Without the pictures, can you quote each line below exactly?

# START OF Exercise input

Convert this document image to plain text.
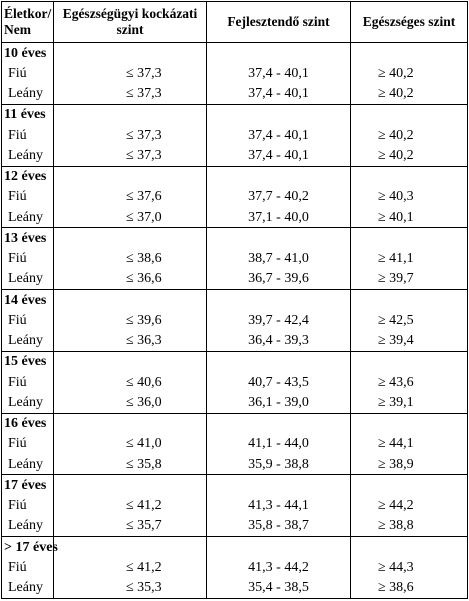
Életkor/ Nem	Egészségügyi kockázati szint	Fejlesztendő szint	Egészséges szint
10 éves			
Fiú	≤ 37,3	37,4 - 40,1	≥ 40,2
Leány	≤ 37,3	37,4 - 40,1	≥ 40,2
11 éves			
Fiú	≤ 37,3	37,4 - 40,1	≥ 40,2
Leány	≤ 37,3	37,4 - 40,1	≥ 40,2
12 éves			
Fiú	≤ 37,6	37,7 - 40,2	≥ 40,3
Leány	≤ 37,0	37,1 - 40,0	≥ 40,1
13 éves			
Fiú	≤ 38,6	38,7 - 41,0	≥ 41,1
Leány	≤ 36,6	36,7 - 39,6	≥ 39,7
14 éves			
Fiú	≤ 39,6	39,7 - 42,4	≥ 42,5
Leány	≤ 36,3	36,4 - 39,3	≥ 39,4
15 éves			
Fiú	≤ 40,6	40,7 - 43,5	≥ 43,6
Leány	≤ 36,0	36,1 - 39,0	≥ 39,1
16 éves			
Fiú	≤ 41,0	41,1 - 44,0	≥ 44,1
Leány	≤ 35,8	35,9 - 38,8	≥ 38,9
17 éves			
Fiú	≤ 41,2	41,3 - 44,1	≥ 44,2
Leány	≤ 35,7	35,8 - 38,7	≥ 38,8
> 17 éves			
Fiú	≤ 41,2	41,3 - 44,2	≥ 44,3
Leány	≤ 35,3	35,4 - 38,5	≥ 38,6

# END OF Exercise input

• **Answer below**
Convert this document image to plain text.
Életkor/ Nem	Egészségügyi kockázati szint	Fejlesztendő szint	Egészséges szint
10 éves			
Fiú	≤ 37,3	37,4 - 40,1	≥ 40,2
Leány	≤ 37,3	37,4 - 40,1	≥ 40,2
11 éves			
Fiú	≤ 37,3	37,4 - 40,1	≥ 40,2
Leány	≤ 37,3	37,4 - 40,1	≥ 40,2
12 éves			
Fiú	≤ 37,6	37,7 - 40,2	≥ 40,3
Leány	≤ 37,0	37,1 - 40,0	≥ 40,1
13 éves			
Fiú	≤ 38,6	38,7 - 41,0	≥ 41,1
Leány	≤ 36,6	36,7 - 39,6	≥ 39,7
14 éves			
Fiú	≤ 39,6	39,7 - 42,4	≥ 42,5
Leány	≤ 36,3	36,4 - 39,3	≥ 39,4
15 éves			
Fiú	≤ 40,6	40,7 - 43,5	≥ 43,6
Leány	≤ 36,0	36,1 - 39,0	≥ 39,1
16 éves			
Fiú	≤ 41,0	41,1 - 44,0	≥ 44,1
Leány	≤ 35,8	35,9 - 38,8	≥ 38,9
17 éves			
Fiú	≤ 41,2	41,3 - 44,1	≥ 44,2
Leány	≤ 35,7	35,8 - 38,7	≥ 38,8
> 17 éves			
Fiú	≤ 41,2	41,3 - 44,2	≥ 44,3
Leány	≤ 35,3	35,4 - 38,5	≥ 38,6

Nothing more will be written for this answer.